Look through the records below, and copy out every line that holds the string "frac".

----

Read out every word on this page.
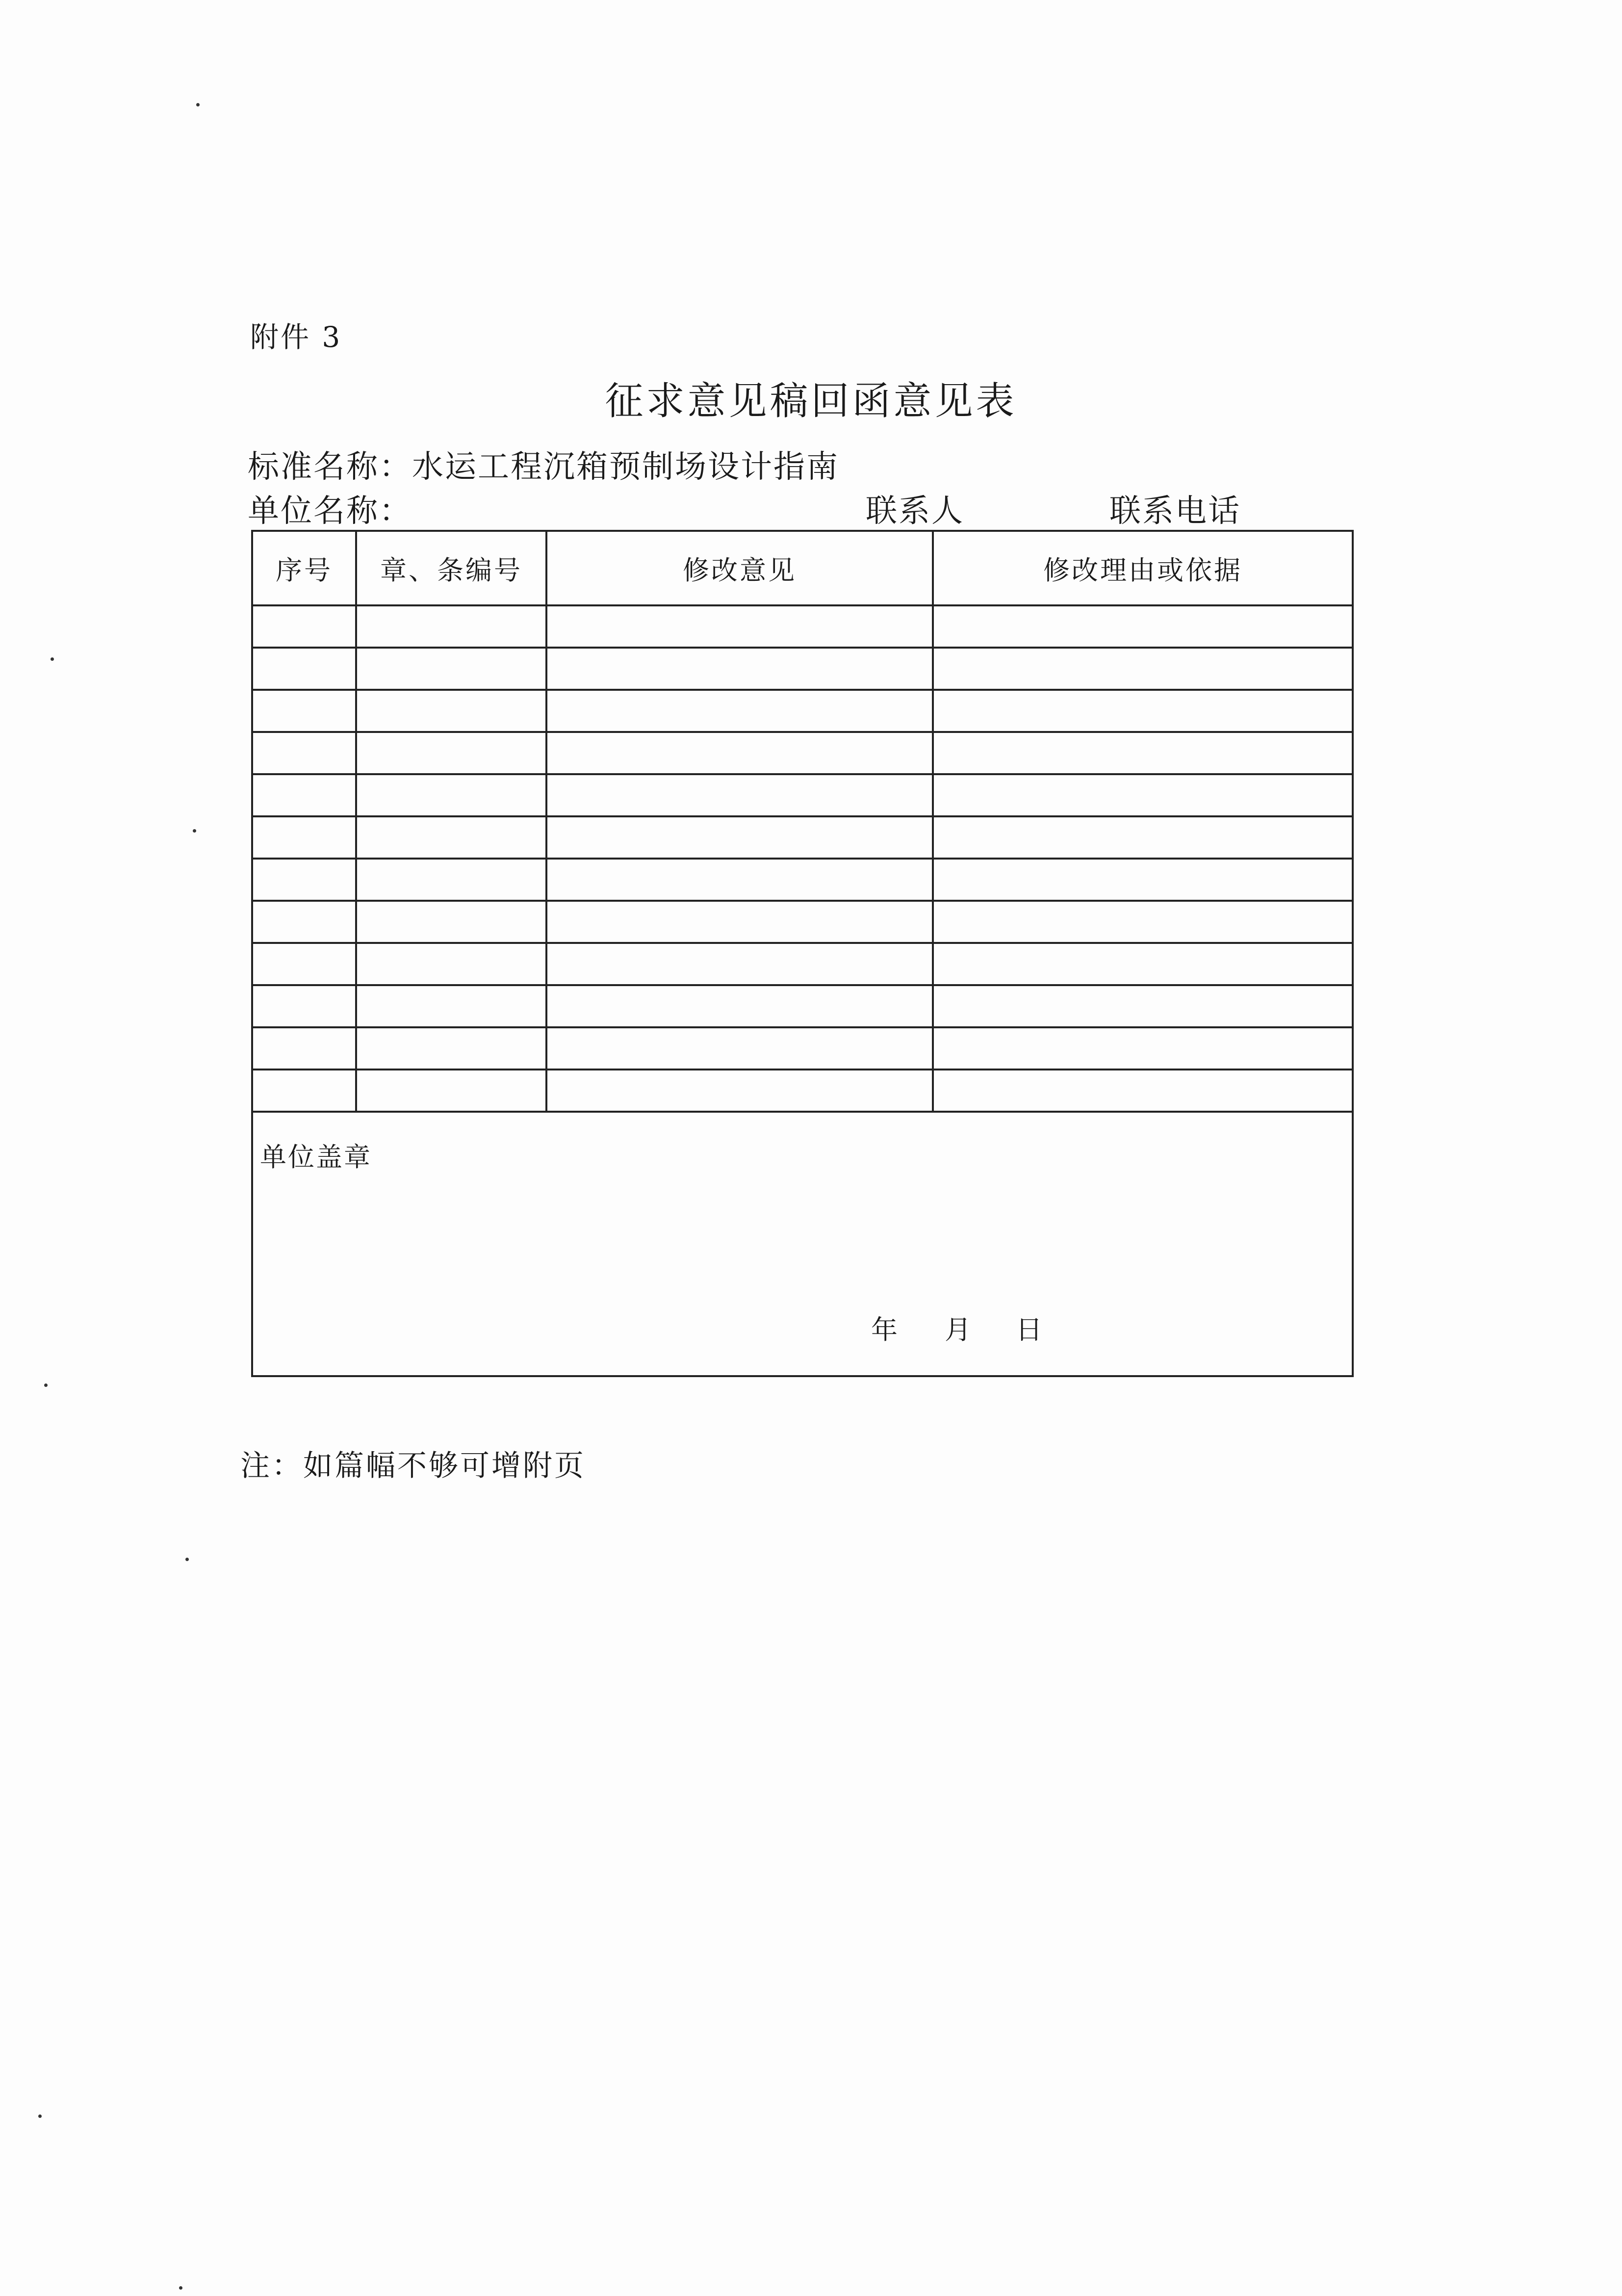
附件 3
征求意见稿回函意见表
标准名称：水运工程沉箱预制场设计指南
单位名称：	联系人	联系电话
序号	章、条编号	修改意见	修改理由或依据

单位盖章
年 月 日			
注：如篇幅不够可增附页
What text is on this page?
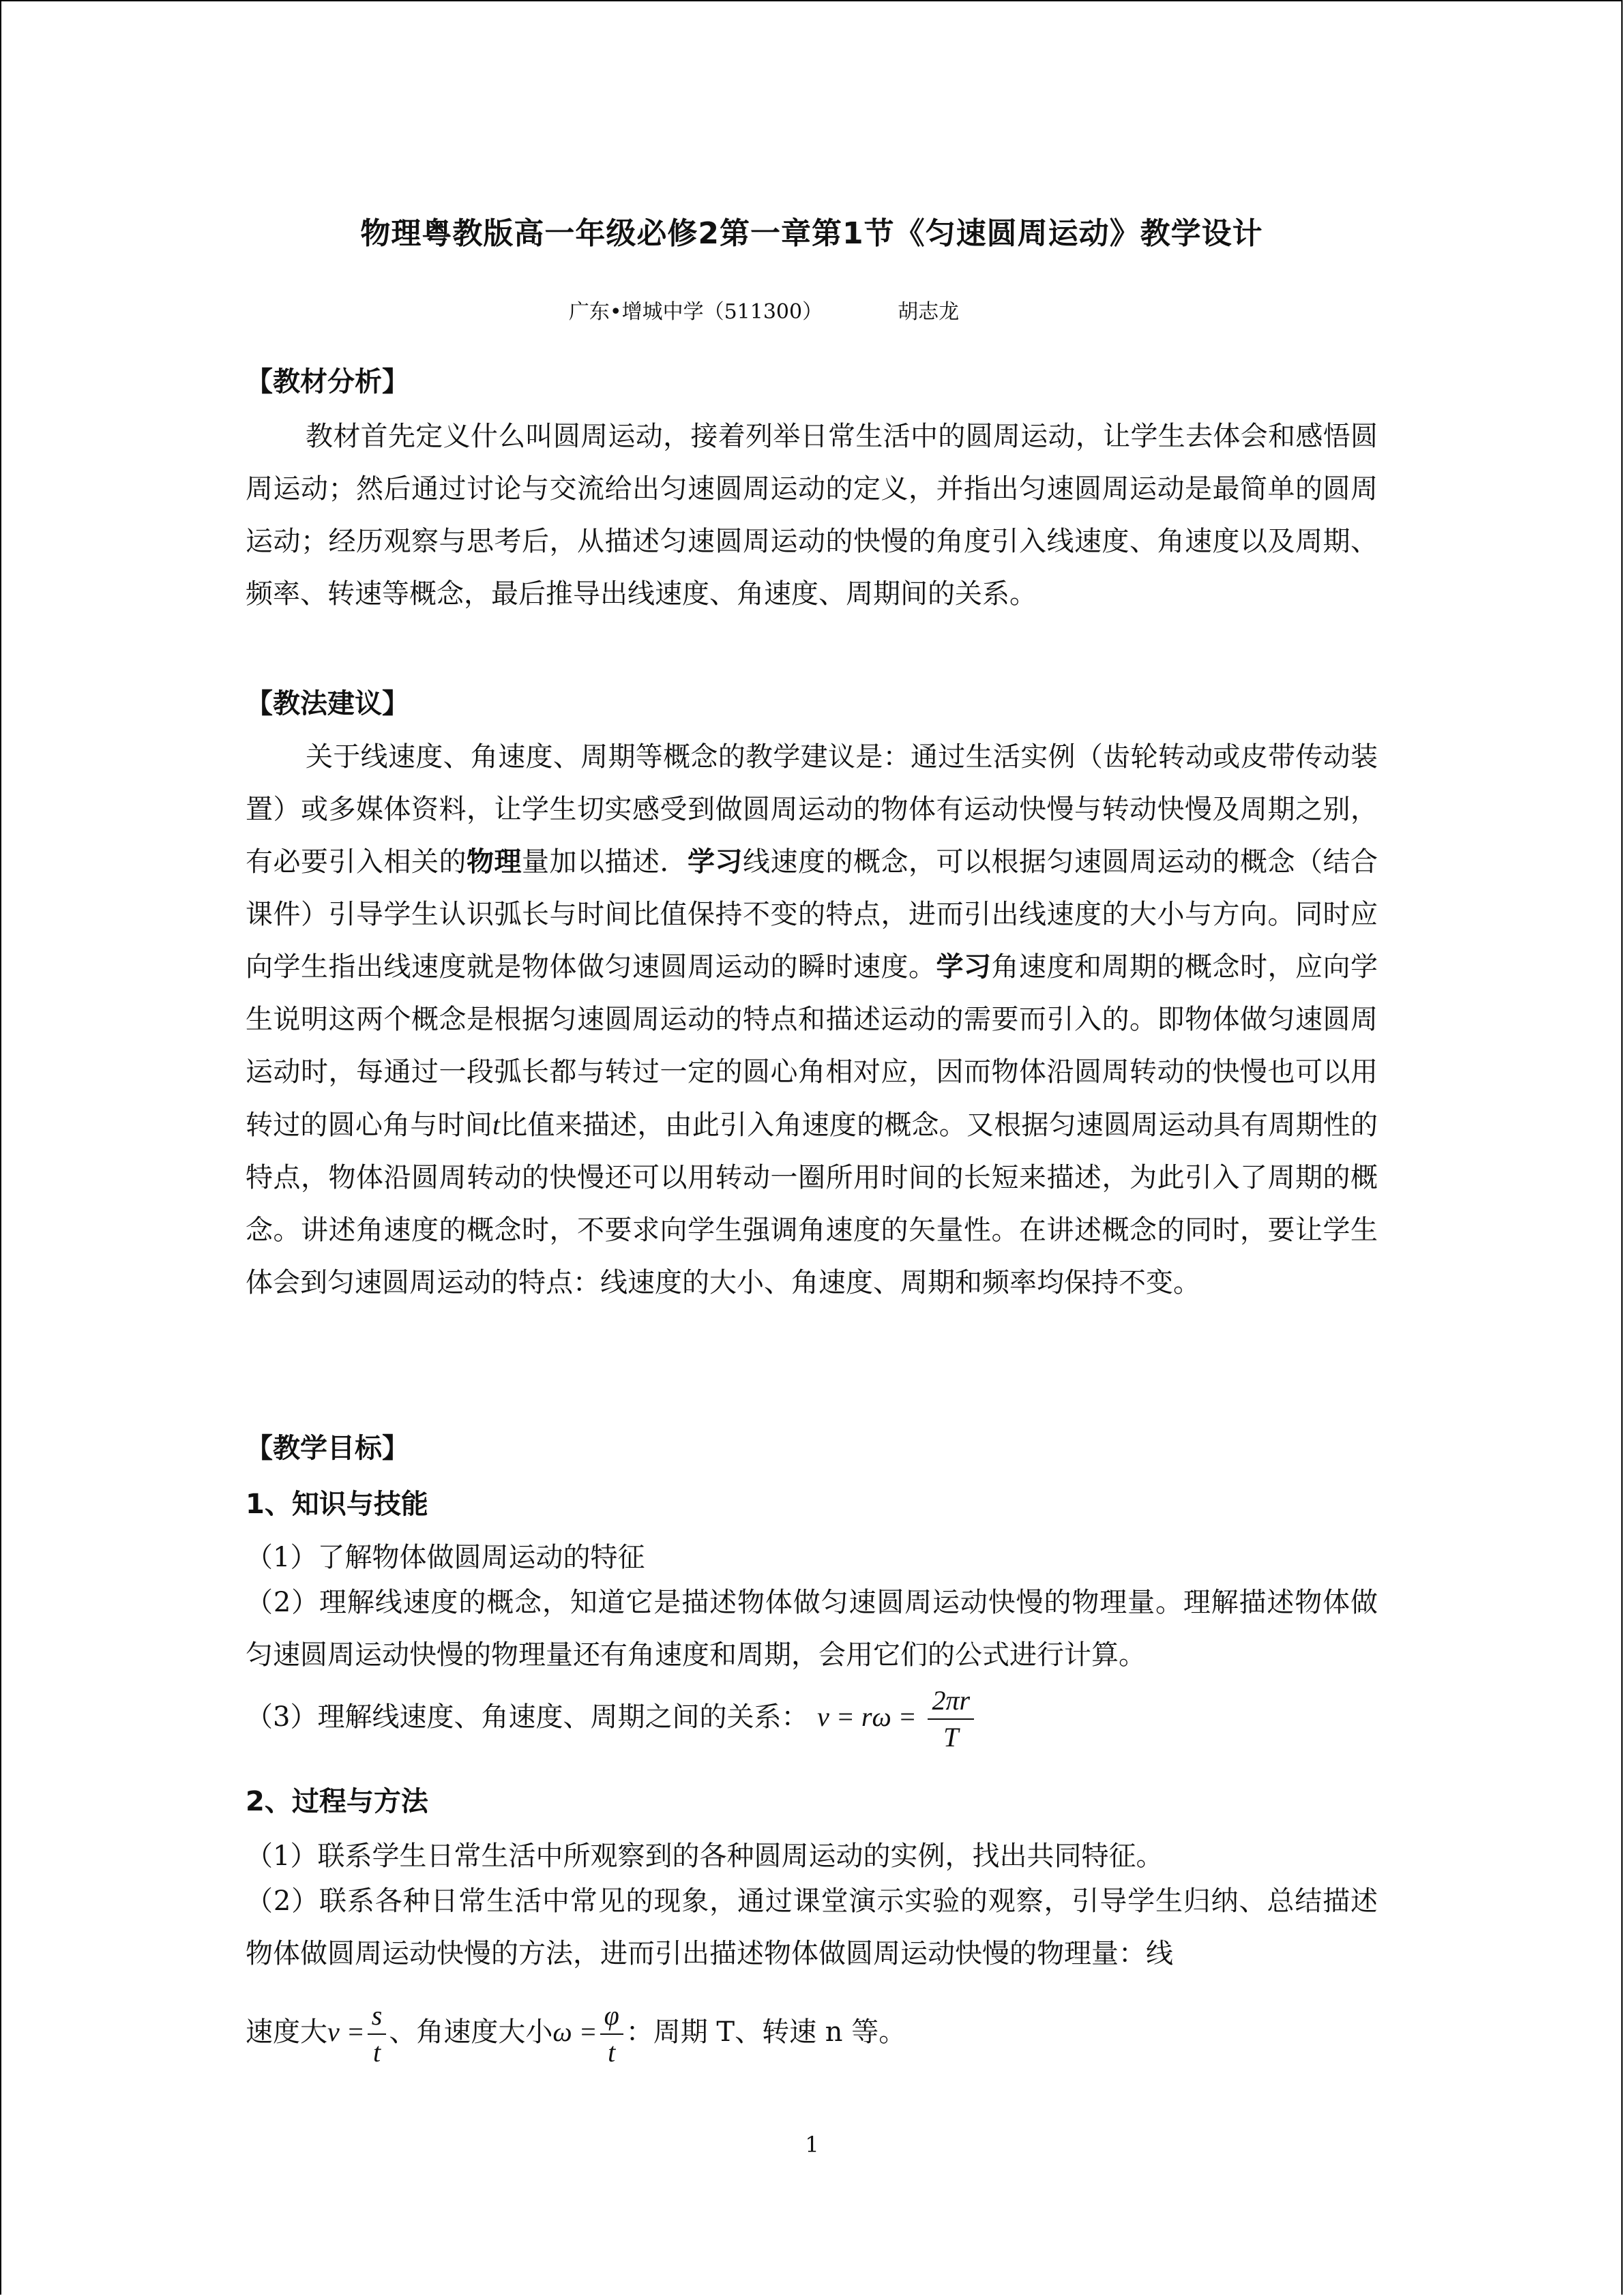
物理粤教版高一年级必修2第一章第1节《匀速圆周运动》教学设计
广东•增城中学（511300）	胡志龙
【教材分析】
教材首先定义什么叫圆周运动，接着列举日常生活中的圆周运动，让学生去体会和感悟圆周运动；然后通过讨论与交流给出匀速圆周运动的定义，并指出匀速圆周运动是最简单的圆周运动；经历观察与思考后，从描述匀速圆周运动的快慢的角度引入线速度、角速度以及周期、频率、转速等概念，最后推导出线速度、角速度、周期间的关系。
【教法建议】
关于线速度、角速度、周期等概念的教学建议是：通过生活实例（齿轮转动或皮带传动装置）或多媒体资料，让学生切实感受到做圆周运动的物体有运动快慢与转动快慢及周期之别，有必要引入相关的物理量加以描述．学习线速度的概念，可以根据匀速圆周运动的概念（结合课件）引导学生认识弧长与时间比值保持不变的特点，进而引出线速度的大小与方向。同时应向学生指出线速度就是物体做匀速圆周运动的瞬时速度。学习角速度和周期的概念时，应向学生说明这两个概念是根据匀速圆周运动的特点和描述运动的需要而引入的。即物体做匀速圆周运动时，每通过一段弧长都与转过一定的圆心角相对应，因而物体沿圆周转动的快慢也可以用转过的圆心角与时间t比值来描述，由此引入角速度的概念。又根据匀速圆周运动具有周期性的特点，物体沿圆周转动的快慢还可以用转动一圈所用时间的长短来描述，为此引入了周期的概念。讲述角速度的概念时，不要求向学生强调角速度的矢量性。在讲述概念的同时，要让学生体会到匀速圆周运动的特点：线速度的大小、角速度、周期和频率均保持不变。
【教学目标】
1、知识与技能
（1）了解物体做圆周运动的特征
（2）理解线速度的概念，知道它是描述物体做匀速圆周运动快慢的物理量。理解描述物体做匀速圆周运动快慢的物理量还有角速度和周期，会用它们的公式进行计算。
（3）理解线速度、角速度、周期之间的关系： $v = r\omega = \frac{2\pi r}{T}$
2、过程与方法
（1）联系学生日常生活中所观察到的各种圆周运动的实例，找出共同特征。
（2）联系各种日常生活中常见的现象，通过课堂演示实验的观察，引导学生归纳、总结描述物体做圆周运动快慢的方法，进而引出描述物体做圆周运动快慢的物理量：线
速度大$v = \frac{s}{t}$ 、角速度大小$\omega = \frac{\varphi}{t}$ ：周期 T、转速 n 等。
1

----

### FULL OUTPUT
（3）理解线速度、角速度、周期之间的关系： $v = r\omega = \frac{2\pi r}{T}$
速度大$v = \frac{s}{t}$ 、角速度大小$\omega = \frac{\varphi}{t}$ ：周期 T、转速 n 等。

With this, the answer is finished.